Given exercise =
Transcribe the listing that follows in full, omitting pictures.

[Structured figure records]
####
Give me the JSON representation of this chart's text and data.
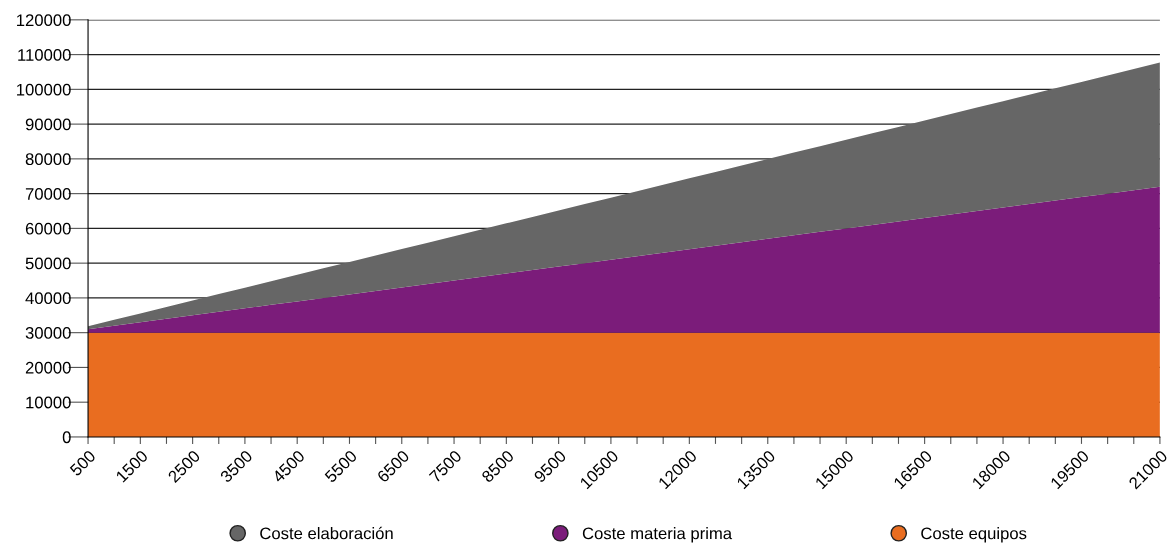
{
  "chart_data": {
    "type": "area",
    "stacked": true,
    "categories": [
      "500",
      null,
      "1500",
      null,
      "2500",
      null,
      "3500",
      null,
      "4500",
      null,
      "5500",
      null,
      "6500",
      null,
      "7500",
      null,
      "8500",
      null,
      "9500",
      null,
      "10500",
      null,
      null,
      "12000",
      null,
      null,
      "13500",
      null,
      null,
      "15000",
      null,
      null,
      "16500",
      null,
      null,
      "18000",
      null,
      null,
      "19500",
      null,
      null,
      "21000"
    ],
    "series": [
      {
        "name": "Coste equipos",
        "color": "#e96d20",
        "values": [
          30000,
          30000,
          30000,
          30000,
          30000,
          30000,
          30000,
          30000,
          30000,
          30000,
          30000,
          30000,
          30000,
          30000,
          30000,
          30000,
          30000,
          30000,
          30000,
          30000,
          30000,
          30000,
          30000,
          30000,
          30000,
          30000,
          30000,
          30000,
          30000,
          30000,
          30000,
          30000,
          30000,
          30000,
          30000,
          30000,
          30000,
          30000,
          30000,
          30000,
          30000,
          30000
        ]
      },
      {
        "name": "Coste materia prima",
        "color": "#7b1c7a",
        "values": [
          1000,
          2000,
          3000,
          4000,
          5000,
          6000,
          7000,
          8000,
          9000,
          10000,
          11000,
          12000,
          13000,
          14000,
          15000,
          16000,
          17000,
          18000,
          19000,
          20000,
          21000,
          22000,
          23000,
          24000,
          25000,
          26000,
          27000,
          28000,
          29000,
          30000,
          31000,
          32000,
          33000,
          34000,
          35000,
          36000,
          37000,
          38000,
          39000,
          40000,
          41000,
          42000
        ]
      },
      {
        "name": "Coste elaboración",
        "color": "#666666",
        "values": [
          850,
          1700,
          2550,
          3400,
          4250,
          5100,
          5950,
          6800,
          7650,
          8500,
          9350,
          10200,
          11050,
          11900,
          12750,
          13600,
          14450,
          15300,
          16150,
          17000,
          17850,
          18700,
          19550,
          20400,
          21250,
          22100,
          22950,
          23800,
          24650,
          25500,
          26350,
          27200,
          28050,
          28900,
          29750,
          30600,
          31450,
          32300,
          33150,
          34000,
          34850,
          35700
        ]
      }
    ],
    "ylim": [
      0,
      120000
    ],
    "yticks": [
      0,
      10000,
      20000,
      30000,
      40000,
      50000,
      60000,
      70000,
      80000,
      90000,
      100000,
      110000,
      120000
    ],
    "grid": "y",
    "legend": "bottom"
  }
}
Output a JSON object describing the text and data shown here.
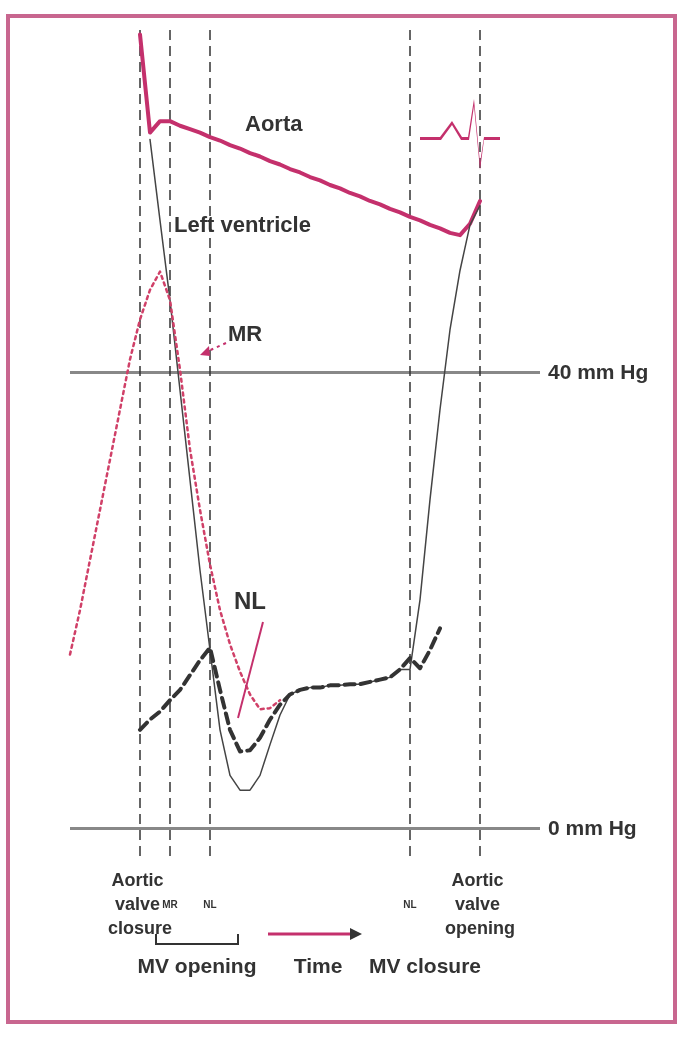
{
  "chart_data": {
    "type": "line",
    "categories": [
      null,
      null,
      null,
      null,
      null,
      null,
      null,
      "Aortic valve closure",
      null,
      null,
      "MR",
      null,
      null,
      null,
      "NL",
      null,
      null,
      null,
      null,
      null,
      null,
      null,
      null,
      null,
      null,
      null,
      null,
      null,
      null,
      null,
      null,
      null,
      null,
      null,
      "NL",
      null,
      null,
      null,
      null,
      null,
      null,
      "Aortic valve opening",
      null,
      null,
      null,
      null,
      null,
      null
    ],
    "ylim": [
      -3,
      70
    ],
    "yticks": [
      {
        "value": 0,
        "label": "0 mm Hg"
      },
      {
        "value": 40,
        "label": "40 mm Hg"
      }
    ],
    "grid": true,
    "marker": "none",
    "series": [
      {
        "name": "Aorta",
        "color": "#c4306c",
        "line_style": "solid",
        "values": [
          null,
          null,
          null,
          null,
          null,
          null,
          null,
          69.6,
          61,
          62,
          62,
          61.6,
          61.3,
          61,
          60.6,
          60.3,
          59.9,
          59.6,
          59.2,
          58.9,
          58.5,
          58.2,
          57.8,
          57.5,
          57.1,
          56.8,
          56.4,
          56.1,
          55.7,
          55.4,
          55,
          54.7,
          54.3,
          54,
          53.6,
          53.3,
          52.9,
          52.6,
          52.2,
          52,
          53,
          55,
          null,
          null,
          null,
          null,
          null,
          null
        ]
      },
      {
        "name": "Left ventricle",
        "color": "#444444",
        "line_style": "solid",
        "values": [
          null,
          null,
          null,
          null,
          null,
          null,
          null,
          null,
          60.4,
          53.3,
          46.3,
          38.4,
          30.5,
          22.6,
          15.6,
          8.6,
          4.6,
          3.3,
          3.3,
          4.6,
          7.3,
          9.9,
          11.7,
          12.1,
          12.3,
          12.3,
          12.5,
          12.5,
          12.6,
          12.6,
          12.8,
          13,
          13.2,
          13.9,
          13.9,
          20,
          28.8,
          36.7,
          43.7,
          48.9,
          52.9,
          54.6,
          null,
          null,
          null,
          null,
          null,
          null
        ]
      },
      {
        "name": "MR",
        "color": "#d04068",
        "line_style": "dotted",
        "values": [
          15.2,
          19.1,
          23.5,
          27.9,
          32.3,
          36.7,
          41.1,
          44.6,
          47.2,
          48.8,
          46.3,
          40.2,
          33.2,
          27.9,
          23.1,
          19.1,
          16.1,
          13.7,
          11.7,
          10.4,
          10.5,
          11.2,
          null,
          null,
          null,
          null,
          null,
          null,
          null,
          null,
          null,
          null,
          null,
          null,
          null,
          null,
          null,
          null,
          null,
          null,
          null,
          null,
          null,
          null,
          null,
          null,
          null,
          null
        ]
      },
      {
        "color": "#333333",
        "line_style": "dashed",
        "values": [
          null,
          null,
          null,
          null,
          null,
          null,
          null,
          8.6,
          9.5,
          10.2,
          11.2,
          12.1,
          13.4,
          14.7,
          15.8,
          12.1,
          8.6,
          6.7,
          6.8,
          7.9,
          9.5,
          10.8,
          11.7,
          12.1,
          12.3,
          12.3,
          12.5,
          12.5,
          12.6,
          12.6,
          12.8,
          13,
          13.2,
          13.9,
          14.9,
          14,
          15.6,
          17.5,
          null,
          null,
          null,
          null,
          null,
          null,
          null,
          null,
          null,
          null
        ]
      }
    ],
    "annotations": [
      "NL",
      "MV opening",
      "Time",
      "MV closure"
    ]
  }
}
####
Correct answer =
Give me the JSON representation of this chart's text and data.
{
  "chart_data": {
    "type": "area",
    "stacked": true,
    "categories": [
      "500",
      null,
      "1500",
      null,
      "2500",
      null,
      "3500",
      null,
      "4500",
      null,
      "5500",
      null,
      "6500",
      null,
      "7500",
      null,
      "8500",
      null,
      "9500",
      null,
      "10500",
      null,
      null,
      "12000",
      null,
      null,
      "13500",
      null,
      null,
      "15000",
      null,
      null,
      "16500",
      null,
      null,
      "18000",
      null,
      null,
      "19500",
      null,
      null,
      "21000"
    ],
    "series": [
      {
        "name": "Coste equipos",
        "color": "#e96d20",
        "values": [
          30000,
          30000,
          30000,
          30000,
          30000,
          30000,
          30000,
          30000,
          30000,
          30000,
          30000,
          30000,
          30000,
          30000,
          30000,
          30000,
          30000,
          30000,
          30000,
          30000,
          30000,
          30000,
          30000,
          30000,
          30000,
          30000,
          30000,
          30000,
          30000,
          30000,
          30000,
          30000,
          30000,
          30000,
          30000,
          30000,
          30000,
          30000,
          30000,
          30000,
          30000,
          30000
        ]
      },
      {
        "name": "Coste materia prima",
        "color": "#7b1c7a",
        "values": [
          1000,
          2000,
          3000,
          4000,
          5000,
          6000,
          7000,
          8000,
          9000,
          10000,
          11000,
          12000,
          13000,
          14000,
          15000,
          16000,
          17000,
          18000,
          19000,
          20000,
          21000,
          22000,
          23000,
          24000,
          25000,
          26000,
          27000,
          28000,
          29000,
          30000,
          31000,
          32000,
          33000,
          34000,
          35000,
          36000,
          37000,
          38000,
          39000,
          40000,
          41000,
          42000
        ]
      },
      {
        "name": "Coste elaboración",
        "color": "#666666",
        "values": [
          850,
          1700,
          2550,
          3400,
          4250,
          5100,
          5950,
          6800,
          7650,
          8500,
          9350,
          10200,
          11050,
          11900,
          12750,
          13600,
          14450,
          15300,
          16150,
          17000,
          17850,
          18700,
          19550,
          20400,
          21250,
          22100,
          22950,
          23800,
          24650,
          25500,
          26350,
          27200,
          28050,
          28900,
          29750,
          30600,
          31450,
          32300,
          33150,
          34000,
          34850,
          35700
        ]
      }
    ],
    "ylim": [
      0,
      120000
    ],
    "yticks": [
      0,
      10000,
      20000,
      30000,
      40000,
      50000,
      60000,
      70000,
      80000,
      90000,
      100000,
      110000,
      120000
    ],
    "grid": "y",
    "legend": "bottom"
  }
}
Output a JSON object describing the text and data shown here.
{
  "chart_data": {
    "type": "line",
    "categories": [
      null,
      null,
      null,
      null,
      null,
      null,
      null,
      "Aortic valve closure",
      null,
      null,
      "MR",
      null,
      null,
      null,
      "NL",
      null,
      null,
      null,
      null,
      null,
      null,
      null,
      null,
      null,
      null,
      null,
      null,
      null,
      null,
      null,
      null,
      null,
      null,
      null,
      "NL",
      null,
      null,
      null,
      null,
      null,
      null,
      "Aortic valve opening",
      null,
      null,
      null,
      null,
      null,
      null
    ],
    "ylim": [
      -3,
      70
    ],
    "yticks": [
      {
        "value": 0,
        "label": "0 mm Hg"
      },
      {
        "value": 40,
        "label": "40 mm Hg"
      }
    ],
    "grid": true,
    "marker": "none",
    "series": [
      {
        "name": "Aorta",
        "color": "#c4306c",
        "line_style": "solid",
        "values": [
          null,
          null,
          null,
          null,
          null,
          null,
          null,
          69.6,
          61,
          62,
          62,
          61.6,
          61.3,
          61,
          60.6,
          60.3,
          59.9,
          59.6,
          59.2,
          58.9,
          58.5,
          58.2,
          57.8,
          57.5,
          57.1,
          56.8,
          56.4,
          56.1,
          55.7,
          55.4,
          55,
          54.7,
          54.3,
          54,
          53.6,
          53.3,
          52.9,
          52.6,
          52.2,
          52,
          53,
          55,
          null,
          null,
          null,
          null,
          null,
          null
        ]
      },
      {
        "name": "Left ventricle",
        "color": "#444444",
        "line_style": "solid",
        "values": [
          null,
          null,
          null,
          null,
          null,
          null,
          null,
          null,
          60.4,
          53.3,
          46.3,
          38.4,
          30.5,
          22.6,
          15.6,
          8.6,
          4.6,
          3.3,
          3.3,
          4.6,
          7.3,
          9.9,
          11.7,
          12.1,
          12.3,
          12.3,
          12.5,
          12.5,
          12.6,
          12.6,
          12.8,
          13,
          13.2,
          13.9,
          13.9,
          20,
          28.8,
          36.7,
          43.7,
          48.9,
          52.9,
          54.6,
          null,
          null,
          null,
          null,
          null,
          null
        ]
      },
      {
        "name": "MR",
        "color": "#d04068",
        "line_style": "dotted",
        "values": [
          15.2,
          19.1,
          23.5,
          27.9,
          32.3,
          36.7,
          41.1,
          44.6,
          47.2,
          48.8,
          46.3,
          40.2,
          33.2,
          27.9,
          23.1,
          19.1,
          16.1,
          13.7,
          11.7,
          10.4,
          10.5,
          11.2,
          null,
          null,
          null,
          null,
          null,
          null,
          null,
          null,
          null,
          null,
          null,
          null,
          null,
          null,
          null,
          null,
          null,
          null,
          null,
          null,
          null,
          null,
          null,
          null,
          null,
          null
        ]
      },
      {
        "color": "#333333",
        "line_style": "dashed",
        "values": [
          null,
          null,
          null,
          null,
          null,
          null,
          null,
          8.6,
          9.5,
          10.2,
          11.2,
          12.1,
          13.4,
          14.7,
          15.8,
          12.1,
          8.6,
          6.7,
          6.8,
          7.9,
          9.5,
          10.8,
          11.7,
          12.1,
          12.3,
          12.3,
          12.5,
          12.5,
          12.6,
          12.6,
          12.8,
          13,
          13.2,
          13.9,
          14.9,
          14,
          15.6,
          17.5,
          null,
          null,
          null,
          null,
          null,
          null,
          null,
          null,
          null,
          null
        ]
      }
    ],
    "annotations": [
      "NL",
      "MV opening",
      "Time",
      "MV closure"
    ]
  }
}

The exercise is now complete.